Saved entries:
↓

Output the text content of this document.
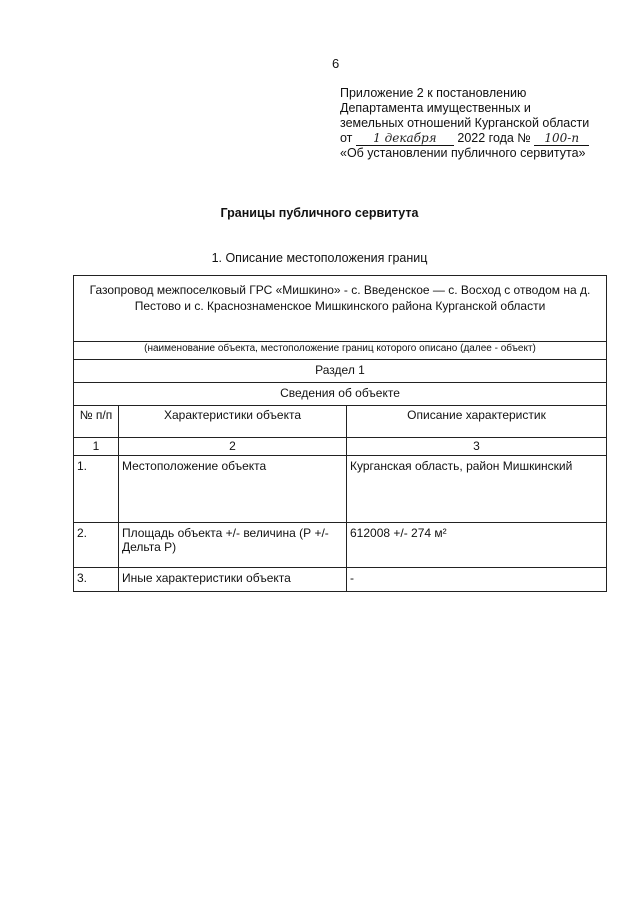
6
Приложение 2 к постановлению
Департамента имущественных и
земельных отношений Курганской области
от 1 декабря 2022 года № 100-п
«Об установлении публичного сервитута»
Границы публичного сервитута
1. Описание местоположения границ
Газопровод межпоселковый ГРС «Мишкино» - с. Введенское — с. Восход с отводом на д. Пестово и с. Краснознаменское Мишкинского района Курганской области		
(наименование объекта, местоположение границ которого описано (далее - объект)		
Раздел 1		
Сведения об объекте		
№ п/п	Характеристики объекта	Описание характеристик
1	2	3
1.	Местоположение объекта	Курганская область, район Мишкинский
2.	Площадь объекта +/- величина (Р +/- Дельта Р)	612008 +/- 274 м²
3.	Иные характеристики объекта	-
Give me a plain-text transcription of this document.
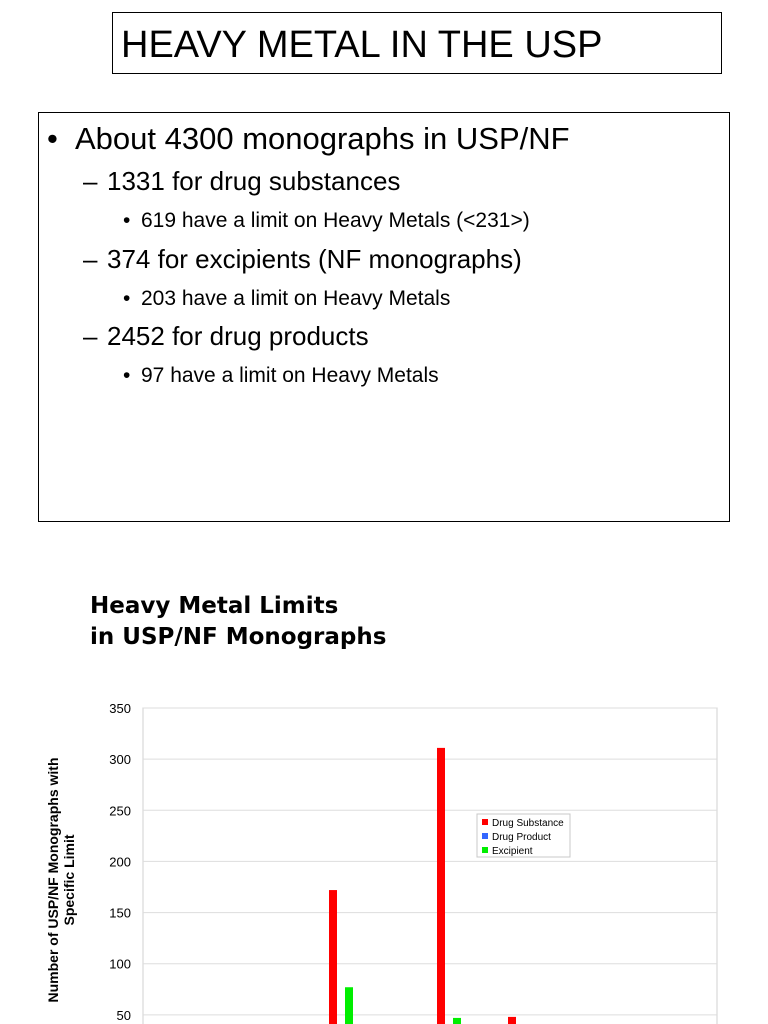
HEAVY METAL IN THE USP
• About 4300 monographs in USP/NF
– 1331 for drug substances
• 619 have a limit on Heavy Metals (<231>)
– 374 for excipients (NF monographs)
• 203 have a limit on Heavy Metals
– 2452 for drug products
• 97 have a limit on Heavy Metals
Heavy Metal Limits
in USP/NF Monographs
350
300
250
200
150
100
50
Number of USP/NF Monographs with Specific Limit
Drug Substance
Drug Product
Excipient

↑

_EXERCISE GOAL_: Pull out each line of the listing that holds the string "области".

_SOLUTION TO THE EXERCISE_:
земельных отношений Курганской области
Газопровод межпоселковый ГРС «Мишкино» - с. Введенское — с. Восход с отводом на д. Пестово и с. Краснознаменское Мишкинского района Курганской области		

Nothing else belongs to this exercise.